* [GOAL OF THE EXERCISE] Every line holding the word "tail" counts once. Give the total, nothing more.

* [DATA LISTING]
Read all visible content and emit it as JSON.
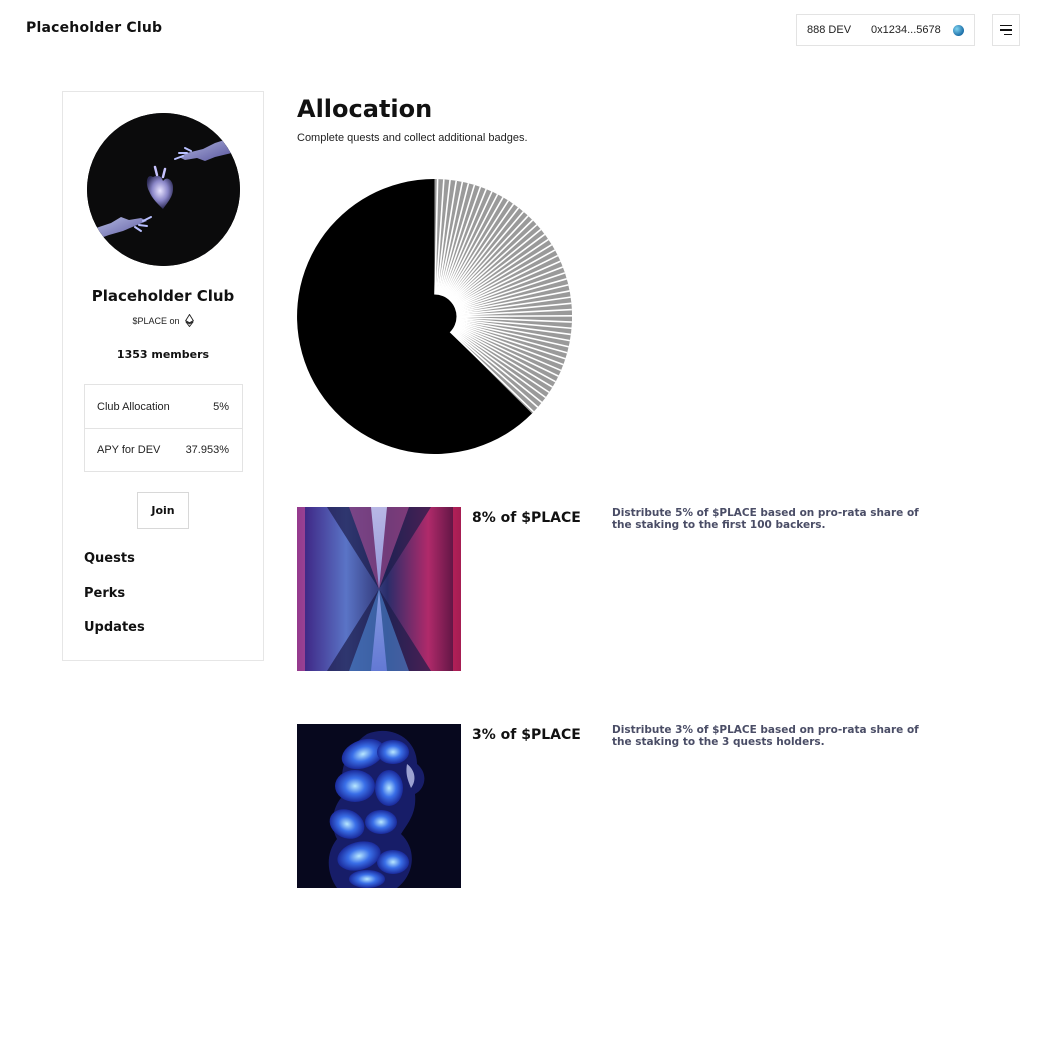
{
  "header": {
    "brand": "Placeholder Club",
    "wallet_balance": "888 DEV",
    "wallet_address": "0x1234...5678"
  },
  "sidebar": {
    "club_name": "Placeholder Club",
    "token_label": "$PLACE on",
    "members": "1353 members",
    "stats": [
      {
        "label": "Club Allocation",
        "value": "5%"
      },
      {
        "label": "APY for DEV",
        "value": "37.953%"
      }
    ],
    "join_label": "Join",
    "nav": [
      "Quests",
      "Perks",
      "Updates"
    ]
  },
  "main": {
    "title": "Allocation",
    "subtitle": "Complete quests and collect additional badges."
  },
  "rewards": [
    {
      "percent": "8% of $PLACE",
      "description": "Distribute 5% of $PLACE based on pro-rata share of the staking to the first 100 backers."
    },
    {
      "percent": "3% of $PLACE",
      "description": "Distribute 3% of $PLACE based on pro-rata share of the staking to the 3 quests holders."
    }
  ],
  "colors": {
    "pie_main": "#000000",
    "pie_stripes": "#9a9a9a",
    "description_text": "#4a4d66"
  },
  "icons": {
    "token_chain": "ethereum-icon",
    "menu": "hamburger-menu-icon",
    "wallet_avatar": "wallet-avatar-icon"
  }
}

* * *

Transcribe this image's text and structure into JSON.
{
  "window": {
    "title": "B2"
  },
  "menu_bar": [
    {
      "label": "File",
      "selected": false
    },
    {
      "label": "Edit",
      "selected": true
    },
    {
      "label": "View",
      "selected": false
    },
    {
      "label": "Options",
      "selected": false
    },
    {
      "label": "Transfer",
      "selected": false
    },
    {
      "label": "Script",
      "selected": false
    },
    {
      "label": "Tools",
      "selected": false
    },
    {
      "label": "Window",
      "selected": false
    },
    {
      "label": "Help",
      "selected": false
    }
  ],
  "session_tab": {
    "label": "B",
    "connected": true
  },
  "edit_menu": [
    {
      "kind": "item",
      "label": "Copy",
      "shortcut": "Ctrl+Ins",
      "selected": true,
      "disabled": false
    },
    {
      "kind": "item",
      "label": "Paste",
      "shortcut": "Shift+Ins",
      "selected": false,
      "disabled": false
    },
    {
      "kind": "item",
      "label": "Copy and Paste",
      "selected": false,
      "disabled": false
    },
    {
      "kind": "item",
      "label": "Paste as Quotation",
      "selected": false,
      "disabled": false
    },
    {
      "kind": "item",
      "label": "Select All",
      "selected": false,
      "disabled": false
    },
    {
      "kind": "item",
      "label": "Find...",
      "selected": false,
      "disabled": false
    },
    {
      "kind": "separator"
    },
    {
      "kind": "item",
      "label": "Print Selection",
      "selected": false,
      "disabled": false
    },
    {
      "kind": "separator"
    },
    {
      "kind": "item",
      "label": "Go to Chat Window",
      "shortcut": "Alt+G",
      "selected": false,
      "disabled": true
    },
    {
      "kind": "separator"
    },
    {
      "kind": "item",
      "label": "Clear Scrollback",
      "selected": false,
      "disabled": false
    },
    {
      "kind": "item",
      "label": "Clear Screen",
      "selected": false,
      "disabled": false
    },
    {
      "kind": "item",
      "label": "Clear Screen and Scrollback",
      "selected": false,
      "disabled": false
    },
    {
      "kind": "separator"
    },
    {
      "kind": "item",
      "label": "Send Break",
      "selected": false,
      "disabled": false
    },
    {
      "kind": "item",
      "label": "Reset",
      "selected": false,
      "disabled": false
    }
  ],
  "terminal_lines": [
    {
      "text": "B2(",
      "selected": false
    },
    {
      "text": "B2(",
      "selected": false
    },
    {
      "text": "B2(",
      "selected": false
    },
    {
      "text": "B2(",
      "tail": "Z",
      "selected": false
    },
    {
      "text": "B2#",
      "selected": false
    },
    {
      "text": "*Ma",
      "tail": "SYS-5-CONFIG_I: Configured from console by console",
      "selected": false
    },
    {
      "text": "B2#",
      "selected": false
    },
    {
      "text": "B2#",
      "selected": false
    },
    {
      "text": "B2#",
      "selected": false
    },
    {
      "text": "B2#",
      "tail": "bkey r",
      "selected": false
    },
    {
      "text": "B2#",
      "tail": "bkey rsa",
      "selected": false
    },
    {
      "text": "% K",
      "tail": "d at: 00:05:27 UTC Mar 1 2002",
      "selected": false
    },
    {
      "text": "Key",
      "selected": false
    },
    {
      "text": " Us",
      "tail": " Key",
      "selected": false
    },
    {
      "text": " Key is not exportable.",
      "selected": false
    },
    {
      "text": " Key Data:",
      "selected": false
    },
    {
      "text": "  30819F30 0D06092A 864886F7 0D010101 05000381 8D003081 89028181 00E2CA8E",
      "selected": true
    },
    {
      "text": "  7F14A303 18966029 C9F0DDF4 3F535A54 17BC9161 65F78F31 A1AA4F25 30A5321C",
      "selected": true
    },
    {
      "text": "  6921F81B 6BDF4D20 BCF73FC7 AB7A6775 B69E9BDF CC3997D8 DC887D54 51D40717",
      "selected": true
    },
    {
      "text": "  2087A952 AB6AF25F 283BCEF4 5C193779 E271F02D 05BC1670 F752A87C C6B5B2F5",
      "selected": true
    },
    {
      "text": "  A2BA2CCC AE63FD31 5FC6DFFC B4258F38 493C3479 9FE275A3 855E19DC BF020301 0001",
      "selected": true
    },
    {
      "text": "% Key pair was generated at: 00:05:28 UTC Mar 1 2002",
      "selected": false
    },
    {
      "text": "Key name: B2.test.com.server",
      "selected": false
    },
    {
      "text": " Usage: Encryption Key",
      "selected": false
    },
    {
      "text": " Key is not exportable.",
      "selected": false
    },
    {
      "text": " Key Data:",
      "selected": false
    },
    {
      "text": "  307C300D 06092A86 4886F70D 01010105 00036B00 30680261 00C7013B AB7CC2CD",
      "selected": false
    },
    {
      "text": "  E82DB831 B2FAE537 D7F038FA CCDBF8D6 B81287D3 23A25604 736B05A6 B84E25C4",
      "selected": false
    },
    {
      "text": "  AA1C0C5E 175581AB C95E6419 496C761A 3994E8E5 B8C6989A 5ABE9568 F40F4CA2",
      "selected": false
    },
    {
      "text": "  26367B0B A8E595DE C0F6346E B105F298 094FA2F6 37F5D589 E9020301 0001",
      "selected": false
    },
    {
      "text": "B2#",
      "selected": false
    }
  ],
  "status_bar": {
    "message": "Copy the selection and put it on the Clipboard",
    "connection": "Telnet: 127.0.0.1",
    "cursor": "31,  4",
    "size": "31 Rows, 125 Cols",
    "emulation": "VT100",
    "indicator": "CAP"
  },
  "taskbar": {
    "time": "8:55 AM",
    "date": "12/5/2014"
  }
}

==

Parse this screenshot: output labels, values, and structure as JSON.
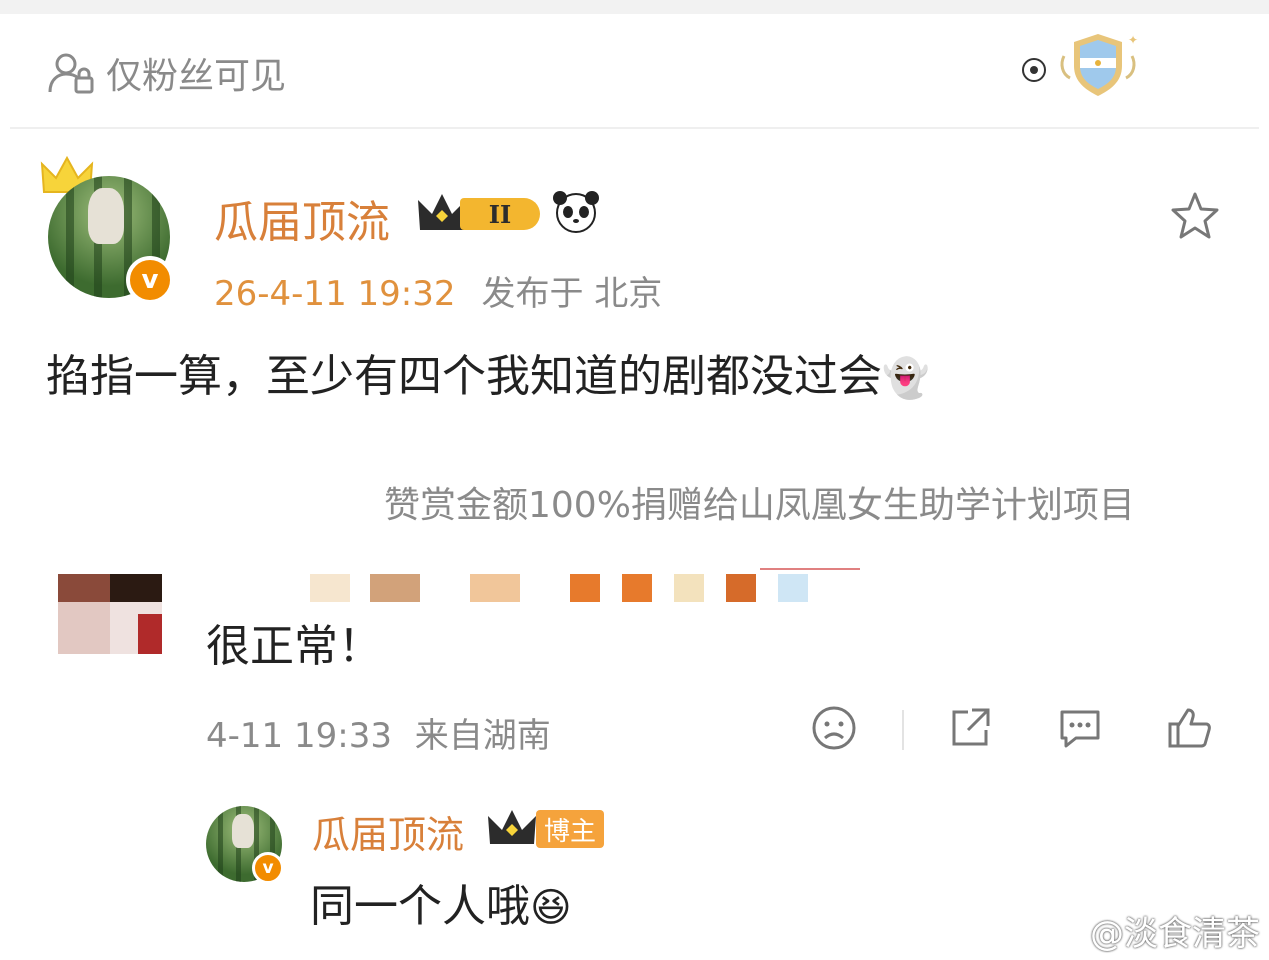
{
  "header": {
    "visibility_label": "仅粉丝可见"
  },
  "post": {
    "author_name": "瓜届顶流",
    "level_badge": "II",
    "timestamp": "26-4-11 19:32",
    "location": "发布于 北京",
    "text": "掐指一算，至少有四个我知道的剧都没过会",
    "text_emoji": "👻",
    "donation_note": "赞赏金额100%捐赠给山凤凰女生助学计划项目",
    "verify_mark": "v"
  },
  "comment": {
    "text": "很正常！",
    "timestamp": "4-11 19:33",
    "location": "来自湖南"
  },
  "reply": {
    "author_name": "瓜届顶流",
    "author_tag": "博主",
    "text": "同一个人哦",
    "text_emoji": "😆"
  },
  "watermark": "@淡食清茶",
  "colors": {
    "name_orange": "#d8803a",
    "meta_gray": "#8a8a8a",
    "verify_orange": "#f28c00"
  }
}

* [FINISHED EXERCISE] 6